EXERCISE DESCRIPTION: Write out every line of the material as it stands, apart from the pictures.

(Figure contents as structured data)
----

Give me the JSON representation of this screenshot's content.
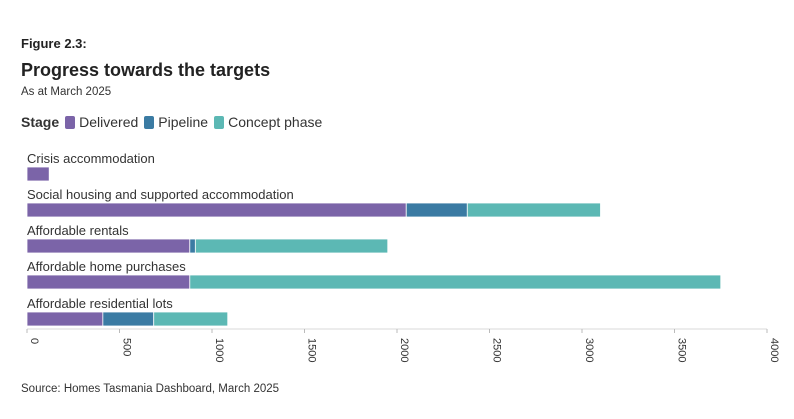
{
  "header": {
    "figure_label": "Figure 2.3:",
    "title": "Progress towards the targets",
    "subtitle": "As at March 2025"
  },
  "legend": {
    "title": "Stage",
    "items": [
      {
        "label": "Delivered",
        "color": "#7B64A8"
      },
      {
        "label": "Pipeline",
        "color": "#3B7BA3"
      },
      {
        "label": "Concept phase",
        "color": "#5CB8B4"
      }
    ]
  },
  "chart_data": {
    "type": "bar",
    "orientation": "horizontal",
    "stacked": true,
    "categories": [
      "Crisis accommodation",
      "Social housing and supported accommodation",
      "Affordable rentals",
      "Affordable home purchases",
      "Affordable residential lots"
    ],
    "series": [
      {
        "name": "Delivered",
        "color": "#7B64A8",
        "values": [
          120,
          2050,
          880,
          880,
          410
        ]
      },
      {
        "name": "Pipeline",
        "color": "#3B7BA3",
        "values": [
          0,
          330,
          30,
          0,
          275
        ]
      },
      {
        "name": "Concept phase",
        "color": "#5CB8B4",
        "values": [
          0,
          720,
          1040,
          2870,
          400
        ]
      }
    ],
    "xlim": [
      0,
      4000
    ],
    "xticks": [
      "0",
      "500",
      "1000",
      "1500",
      "2000",
      "2500",
      "3000",
      "3500",
      "4000"
    ],
    "xtick_values": [
      0,
      500,
      1000,
      1500,
      2000,
      2500,
      3000,
      3500,
      4000
    ],
    "grid": false,
    "legend_position": "top-left"
  },
  "footer": {
    "source": "Source: Homes Tasmania Dashboard, March 2025"
  }
}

----

RESULT FOR THIS TASK:
Give me the JSON representation of this screenshot's content.
{
  "header": {
    "figure_label": "Figure 2.3:",
    "title": "Progress towards the targets",
    "subtitle": "As at March 2025"
  },
  "legend": {
    "title": "Stage",
    "items": [
      {
        "label": "Delivered",
        "color": "#7B64A8"
      },
      {
        "label": "Pipeline",
        "color": "#3B7BA3"
      },
      {
        "label": "Concept phase",
        "color": "#5CB8B4"
      }
    ]
  },
  "chart_data": {
    "type": "bar",
    "orientation": "horizontal",
    "stacked": true,
    "categories": [
      "Crisis accommodation",
      "Social housing and supported accommodation",
      "Affordable rentals",
      "Affordable home purchases",
      "Affordable residential lots"
    ],
    "series": [
      {
        "name": "Delivered",
        "color": "#7B64A8",
        "values": [
          120,
          2050,
          880,
          880,
          410
        ]
      },
      {
        "name": "Pipeline",
        "color": "#3B7BA3",
        "values": [
          0,
          330,
          30,
          0,
          275
        ]
      },
      {
        "name": "Concept phase",
        "color": "#5CB8B4",
        "values": [
          0,
          720,
          1040,
          2870,
          400
        ]
      }
    ],
    "xlim": [
      0,
      4000
    ],
    "xticks": [
      "0",
      "500",
      "1000",
      "1500",
      "2000",
      "2500",
      "3000",
      "3500",
      "4000"
    ],
    "xtick_values": [
      0,
      500,
      1000,
      1500,
      2000,
      2500,
      3000,
      3500,
      4000
    ],
    "grid": false,
    "legend_position": "top-left"
  },
  "footer": {
    "source": "Source: Homes Tasmania Dashboard, March 2025"
  }
}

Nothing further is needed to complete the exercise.